*Dataset items*
-- START --

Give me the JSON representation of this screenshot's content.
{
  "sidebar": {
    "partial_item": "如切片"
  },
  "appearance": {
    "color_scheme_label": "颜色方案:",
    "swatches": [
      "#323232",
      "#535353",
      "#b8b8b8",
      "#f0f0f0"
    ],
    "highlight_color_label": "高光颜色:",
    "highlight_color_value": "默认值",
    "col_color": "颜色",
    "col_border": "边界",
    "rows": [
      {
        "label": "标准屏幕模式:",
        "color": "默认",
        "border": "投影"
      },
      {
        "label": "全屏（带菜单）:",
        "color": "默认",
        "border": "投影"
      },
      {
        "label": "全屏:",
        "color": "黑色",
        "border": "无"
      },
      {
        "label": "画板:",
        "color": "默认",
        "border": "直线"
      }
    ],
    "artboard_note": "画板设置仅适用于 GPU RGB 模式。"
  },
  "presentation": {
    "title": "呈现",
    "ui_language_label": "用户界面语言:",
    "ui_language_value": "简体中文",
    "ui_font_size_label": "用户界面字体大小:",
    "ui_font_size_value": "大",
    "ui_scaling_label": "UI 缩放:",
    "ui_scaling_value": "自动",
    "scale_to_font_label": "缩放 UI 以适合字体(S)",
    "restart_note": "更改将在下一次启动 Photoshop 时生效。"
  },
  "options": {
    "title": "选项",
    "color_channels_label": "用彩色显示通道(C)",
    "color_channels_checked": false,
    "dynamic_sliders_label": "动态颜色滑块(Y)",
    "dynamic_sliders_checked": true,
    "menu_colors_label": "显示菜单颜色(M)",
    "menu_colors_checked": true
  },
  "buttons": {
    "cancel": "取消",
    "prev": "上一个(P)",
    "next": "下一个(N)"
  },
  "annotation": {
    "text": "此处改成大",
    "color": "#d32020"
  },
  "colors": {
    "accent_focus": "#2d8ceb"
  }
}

-- END --

*TASK STATEMENT*
Copy out all of the records shown above exactly.

*SOLVED PROBLEM*
Give me the JSON representation of this screenshot's content.
{
  "sidebar": {
    "partial_item": "如切片"
  },
  "appearance": {
    "color_scheme_label": "颜色方案:",
    "swatches": [
      "#323232",
      "#535353",
      "#b8b8b8",
      "#f0f0f0"
    ],
    "highlight_color_label": "高光颜色:",
    "highlight_color_value": "默认值",
    "col_color": "颜色",
    "col_border": "边界",
    "rows": [
      {
        "label": "标准屏幕模式:",
        "color": "默认",
        "border": "投影"
      },
      {
        "label": "全屏（带菜单）:",
        "color": "默认",
        "border": "投影"
      },
      {
        "label": "全屏:",
        "color": "黑色",
        "border": "无"
      },
      {
        "label": "画板:",
        "color": "默认",
        "border": "直线"
      }
    ],
    "artboard_note": "画板设置仅适用于 GPU RGB 模式。"
  },
  "presentation": {
    "title": "呈现",
    "ui_language_label": "用户界面语言:",
    "ui_language_value": "简体中文",
    "ui_font_size_label": "用户界面字体大小:",
    "ui_font_size_value": "大",
    "ui_scaling_label": "UI 缩放:",
    "ui_scaling_value": "自动",
    "scale_to_font_label": "缩放 UI 以适合字体(S)",
    "restart_note": "更改将在下一次启动 Photoshop 时生效。"
  },
  "options": {
    "title": "选项",
    "color_channels_label": "用彩色显示通道(C)",
    "color_channels_checked": false,
    "dynamic_sliders_label": "动态颜色滑块(Y)",
    "dynamic_sliders_checked": true,
    "menu_colors_label": "显示菜单颜色(M)",
    "menu_colors_checked": true
  },
  "buttons": {
    "cancel": "取消",
    "prev": "上一个(P)",
    "next": "下一个(N)"
  },
  "annotation": {
    "text": "此处改成大",
    "color": "#d32020"
  },
  "colors": {
    "accent_focus": "#2d8ceb"
  }
}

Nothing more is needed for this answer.